Dataset excerpts -
....
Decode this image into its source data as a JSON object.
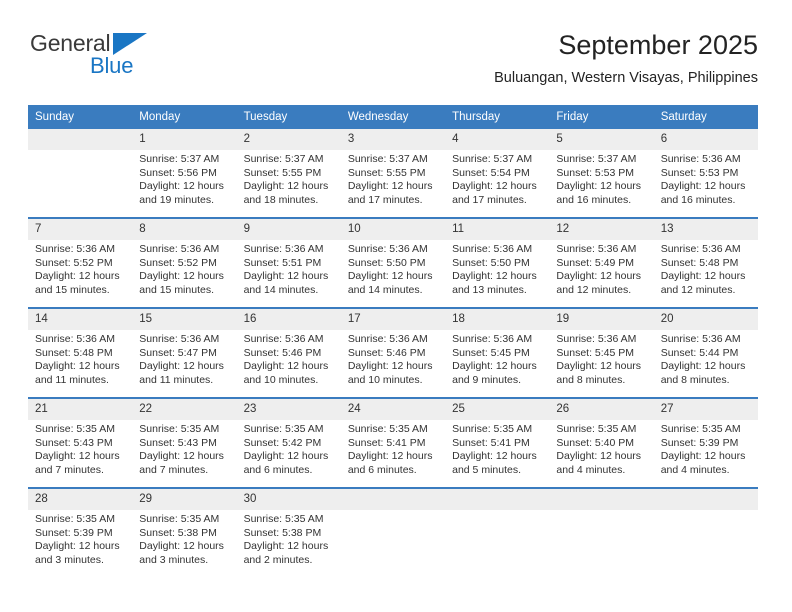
{
  "brand": {
    "name_part1": "General",
    "name_part2": "Blue",
    "icon": "triangle-logo-icon"
  },
  "header": {
    "title": "September 2025",
    "subtitle": "Buluangan, Western Visayas, Philippines"
  },
  "colors": {
    "header_blue": "#3a7cbf",
    "brand_blue": "#1a76c4",
    "daynum_band": "#eeeeee",
    "text": "#333333"
  },
  "calendar": {
    "weekday_headers": [
      "Sunday",
      "Monday",
      "Tuesday",
      "Wednesday",
      "Thursday",
      "Friday",
      "Saturday"
    ],
    "labels": {
      "sunrise": "Sunrise:",
      "sunset": "Sunset:",
      "daylight": "Daylight:"
    },
    "weeks": [
      [
        {
          "day": "",
          "blank": true
        },
        {
          "day": "1",
          "sunrise": "Sunrise: 5:37 AM",
          "sunset": "Sunset: 5:56 PM",
          "daylight": "Daylight: 12 hours and 19 minutes."
        },
        {
          "day": "2",
          "sunrise": "Sunrise: 5:37 AM",
          "sunset": "Sunset: 5:55 PM",
          "daylight": "Daylight: 12 hours and 18 minutes."
        },
        {
          "day": "3",
          "sunrise": "Sunrise: 5:37 AM",
          "sunset": "Sunset: 5:55 PM",
          "daylight": "Daylight: 12 hours and 17 minutes."
        },
        {
          "day": "4",
          "sunrise": "Sunrise: 5:37 AM",
          "sunset": "Sunset: 5:54 PM",
          "daylight": "Daylight: 12 hours and 17 minutes."
        },
        {
          "day": "5",
          "sunrise": "Sunrise: 5:37 AM",
          "sunset": "Sunset: 5:53 PM",
          "daylight": "Daylight: 12 hours and 16 minutes."
        },
        {
          "day": "6",
          "sunrise": "Sunrise: 5:36 AM",
          "sunset": "Sunset: 5:53 PM",
          "daylight": "Daylight: 12 hours and 16 minutes."
        }
      ],
      [
        {
          "day": "7",
          "sunrise": "Sunrise: 5:36 AM",
          "sunset": "Sunset: 5:52 PM",
          "daylight": "Daylight: 12 hours and 15 minutes."
        },
        {
          "day": "8",
          "sunrise": "Sunrise: 5:36 AM",
          "sunset": "Sunset: 5:52 PM",
          "daylight": "Daylight: 12 hours and 15 minutes."
        },
        {
          "day": "9",
          "sunrise": "Sunrise: 5:36 AM",
          "sunset": "Sunset: 5:51 PM",
          "daylight": "Daylight: 12 hours and 14 minutes."
        },
        {
          "day": "10",
          "sunrise": "Sunrise: 5:36 AM",
          "sunset": "Sunset: 5:50 PM",
          "daylight": "Daylight: 12 hours and 14 minutes."
        },
        {
          "day": "11",
          "sunrise": "Sunrise: 5:36 AM",
          "sunset": "Sunset: 5:50 PM",
          "daylight": "Daylight: 12 hours and 13 minutes."
        },
        {
          "day": "12",
          "sunrise": "Sunrise: 5:36 AM",
          "sunset": "Sunset: 5:49 PM",
          "daylight": "Daylight: 12 hours and 12 minutes."
        },
        {
          "day": "13",
          "sunrise": "Sunrise: 5:36 AM",
          "sunset": "Sunset: 5:48 PM",
          "daylight": "Daylight: 12 hours and 12 minutes."
        }
      ],
      [
        {
          "day": "14",
          "sunrise": "Sunrise: 5:36 AM",
          "sunset": "Sunset: 5:48 PM",
          "daylight": "Daylight: 12 hours and 11 minutes."
        },
        {
          "day": "15",
          "sunrise": "Sunrise: 5:36 AM",
          "sunset": "Sunset: 5:47 PM",
          "daylight": "Daylight: 12 hours and 11 minutes."
        },
        {
          "day": "16",
          "sunrise": "Sunrise: 5:36 AM",
          "sunset": "Sunset: 5:46 PM",
          "daylight": "Daylight: 12 hours and 10 minutes."
        },
        {
          "day": "17",
          "sunrise": "Sunrise: 5:36 AM",
          "sunset": "Sunset: 5:46 PM",
          "daylight": "Daylight: 12 hours and 10 minutes."
        },
        {
          "day": "18",
          "sunrise": "Sunrise: 5:36 AM",
          "sunset": "Sunset: 5:45 PM",
          "daylight": "Daylight: 12 hours and 9 minutes."
        },
        {
          "day": "19",
          "sunrise": "Sunrise: 5:36 AM",
          "sunset": "Sunset: 5:45 PM",
          "daylight": "Daylight: 12 hours and 8 minutes."
        },
        {
          "day": "20",
          "sunrise": "Sunrise: 5:36 AM",
          "sunset": "Sunset: 5:44 PM",
          "daylight": "Daylight: 12 hours and 8 minutes."
        }
      ],
      [
        {
          "day": "21",
          "sunrise": "Sunrise: 5:35 AM",
          "sunset": "Sunset: 5:43 PM",
          "daylight": "Daylight: 12 hours and 7 minutes."
        },
        {
          "day": "22",
          "sunrise": "Sunrise: 5:35 AM",
          "sunset": "Sunset: 5:43 PM",
          "daylight": "Daylight: 12 hours and 7 minutes."
        },
        {
          "day": "23",
          "sunrise": "Sunrise: 5:35 AM",
          "sunset": "Sunset: 5:42 PM",
          "daylight": "Daylight: 12 hours and 6 minutes."
        },
        {
          "day": "24",
          "sunrise": "Sunrise: 5:35 AM",
          "sunset": "Sunset: 5:41 PM",
          "daylight": "Daylight: 12 hours and 6 minutes."
        },
        {
          "day": "25",
          "sunrise": "Sunrise: 5:35 AM",
          "sunset": "Sunset: 5:41 PM",
          "daylight": "Daylight: 12 hours and 5 minutes."
        },
        {
          "day": "26",
          "sunrise": "Sunrise: 5:35 AM",
          "sunset": "Sunset: 5:40 PM",
          "daylight": "Daylight: 12 hours and 4 minutes."
        },
        {
          "day": "27",
          "sunrise": "Sunrise: 5:35 AM",
          "sunset": "Sunset: 5:39 PM",
          "daylight": "Daylight: 12 hours and 4 minutes."
        }
      ],
      [
        {
          "day": "28",
          "sunrise": "Sunrise: 5:35 AM",
          "sunset": "Sunset: 5:39 PM",
          "daylight": "Daylight: 12 hours and 3 minutes."
        },
        {
          "day": "29",
          "sunrise": "Sunrise: 5:35 AM",
          "sunset": "Sunset: 5:38 PM",
          "daylight": "Daylight: 12 hours and 3 minutes."
        },
        {
          "day": "30",
          "sunrise": "Sunrise: 5:35 AM",
          "sunset": "Sunset: 5:38 PM",
          "daylight": "Daylight: 12 hours and 2 minutes."
        },
        {
          "day": "",
          "blank": true
        },
        {
          "day": "",
          "blank": true
        },
        {
          "day": "",
          "blank": true
        },
        {
          "day": "",
          "blank": true
        }
      ]
    ]
  }
}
....
Exercise description - Repeat the material above word for word and skip every image in it.

The output -
Decode this image into its source data as a JSON object.
{
  "brand": {
    "name_part1": "General",
    "name_part2": "Blue",
    "icon": "triangle-logo-icon"
  },
  "header": {
    "title": "September 2025",
    "subtitle": "Buluangan, Western Visayas, Philippines"
  },
  "colors": {
    "header_blue": "#3a7cbf",
    "brand_blue": "#1a76c4",
    "daynum_band": "#eeeeee",
    "text": "#333333"
  },
  "calendar": {
    "weekday_headers": [
      "Sunday",
      "Monday",
      "Tuesday",
      "Wednesday",
      "Thursday",
      "Friday",
      "Saturday"
    ],
    "labels": {
      "sunrise": "Sunrise:",
      "sunset": "Sunset:",
      "daylight": "Daylight:"
    },
    "weeks": [
      [
        {
          "day": "",
          "blank": true
        },
        {
          "day": "1",
          "sunrise": "Sunrise: 5:37 AM",
          "sunset": "Sunset: 5:56 PM",
          "daylight": "Daylight: 12 hours and 19 minutes."
        },
        {
          "day": "2",
          "sunrise": "Sunrise: 5:37 AM",
          "sunset": "Sunset: 5:55 PM",
          "daylight": "Daylight: 12 hours and 18 minutes."
        },
        {
          "day": "3",
          "sunrise": "Sunrise: 5:37 AM",
          "sunset": "Sunset: 5:55 PM",
          "daylight": "Daylight: 12 hours and 17 minutes."
        },
        {
          "day": "4",
          "sunrise": "Sunrise: 5:37 AM",
          "sunset": "Sunset: 5:54 PM",
          "daylight": "Daylight: 12 hours and 17 minutes."
        },
        {
          "day": "5",
          "sunrise": "Sunrise: 5:37 AM",
          "sunset": "Sunset: 5:53 PM",
          "daylight": "Daylight: 12 hours and 16 minutes."
        },
        {
          "day": "6",
          "sunrise": "Sunrise: 5:36 AM",
          "sunset": "Sunset: 5:53 PM",
          "daylight": "Daylight: 12 hours and 16 minutes."
        }
      ],
      [
        {
          "day": "7",
          "sunrise": "Sunrise: 5:36 AM",
          "sunset": "Sunset: 5:52 PM",
          "daylight": "Daylight: 12 hours and 15 minutes."
        },
        {
          "day": "8",
          "sunrise": "Sunrise: 5:36 AM",
          "sunset": "Sunset: 5:52 PM",
          "daylight": "Daylight: 12 hours and 15 minutes."
        },
        {
          "day": "9",
          "sunrise": "Sunrise: 5:36 AM",
          "sunset": "Sunset: 5:51 PM",
          "daylight": "Daylight: 12 hours and 14 minutes."
        },
        {
          "day": "10",
          "sunrise": "Sunrise: 5:36 AM",
          "sunset": "Sunset: 5:50 PM",
          "daylight": "Daylight: 12 hours and 14 minutes."
        },
        {
          "day": "11",
          "sunrise": "Sunrise: 5:36 AM",
          "sunset": "Sunset: 5:50 PM",
          "daylight": "Daylight: 12 hours and 13 minutes."
        },
        {
          "day": "12",
          "sunrise": "Sunrise: 5:36 AM",
          "sunset": "Sunset: 5:49 PM",
          "daylight": "Daylight: 12 hours and 12 minutes."
        },
        {
          "day": "13",
          "sunrise": "Sunrise: 5:36 AM",
          "sunset": "Sunset: 5:48 PM",
          "daylight": "Daylight: 12 hours and 12 minutes."
        }
      ],
      [
        {
          "day": "14",
          "sunrise": "Sunrise: 5:36 AM",
          "sunset": "Sunset: 5:48 PM",
          "daylight": "Daylight: 12 hours and 11 minutes."
        },
        {
          "day": "15",
          "sunrise": "Sunrise: 5:36 AM",
          "sunset": "Sunset: 5:47 PM",
          "daylight": "Daylight: 12 hours and 11 minutes."
        },
        {
          "day": "16",
          "sunrise": "Sunrise: 5:36 AM",
          "sunset": "Sunset: 5:46 PM",
          "daylight": "Daylight: 12 hours and 10 minutes."
        },
        {
          "day": "17",
          "sunrise": "Sunrise: 5:36 AM",
          "sunset": "Sunset: 5:46 PM",
          "daylight": "Daylight: 12 hours and 10 minutes."
        },
        {
          "day": "18",
          "sunrise": "Sunrise: 5:36 AM",
          "sunset": "Sunset: 5:45 PM",
          "daylight": "Daylight: 12 hours and 9 minutes."
        },
        {
          "day": "19",
          "sunrise": "Sunrise: 5:36 AM",
          "sunset": "Sunset: 5:45 PM",
          "daylight": "Daylight: 12 hours and 8 minutes."
        },
        {
          "day": "20",
          "sunrise": "Sunrise: 5:36 AM",
          "sunset": "Sunset: 5:44 PM",
          "daylight": "Daylight: 12 hours and 8 minutes."
        }
      ],
      [
        {
          "day": "21",
          "sunrise": "Sunrise: 5:35 AM",
          "sunset": "Sunset: 5:43 PM",
          "daylight": "Daylight: 12 hours and 7 minutes."
        },
        {
          "day": "22",
          "sunrise": "Sunrise: 5:35 AM",
          "sunset": "Sunset: 5:43 PM",
          "daylight": "Daylight: 12 hours and 7 minutes."
        },
        {
          "day": "23",
          "sunrise": "Sunrise: 5:35 AM",
          "sunset": "Sunset: 5:42 PM",
          "daylight": "Daylight: 12 hours and 6 minutes."
        },
        {
          "day": "24",
          "sunrise": "Sunrise: 5:35 AM",
          "sunset": "Sunset: 5:41 PM",
          "daylight": "Daylight: 12 hours and 6 minutes."
        },
        {
          "day": "25",
          "sunrise": "Sunrise: 5:35 AM",
          "sunset": "Sunset: 5:41 PM",
          "daylight": "Daylight: 12 hours and 5 minutes."
        },
        {
          "day": "26",
          "sunrise": "Sunrise: 5:35 AM",
          "sunset": "Sunset: 5:40 PM",
          "daylight": "Daylight: 12 hours and 4 minutes."
        },
        {
          "day": "27",
          "sunrise": "Sunrise: 5:35 AM",
          "sunset": "Sunset: 5:39 PM",
          "daylight": "Daylight: 12 hours and 4 minutes."
        }
      ],
      [
        {
          "day": "28",
          "sunrise": "Sunrise: 5:35 AM",
          "sunset": "Sunset: 5:39 PM",
          "daylight": "Daylight: 12 hours and 3 minutes."
        },
        {
          "day": "29",
          "sunrise": "Sunrise: 5:35 AM",
          "sunset": "Sunset: 5:38 PM",
          "daylight": "Daylight: 12 hours and 3 minutes."
        },
        {
          "day": "30",
          "sunrise": "Sunrise: 5:35 AM",
          "sunset": "Sunset: 5:38 PM",
          "daylight": "Daylight: 12 hours and 2 minutes."
        },
        {
          "day": "",
          "blank": true
        },
        {
          "day": "",
          "blank": true
        },
        {
          "day": "",
          "blank": true
        },
        {
          "day": "",
          "blank": true
        }
      ]
    ]
  }
}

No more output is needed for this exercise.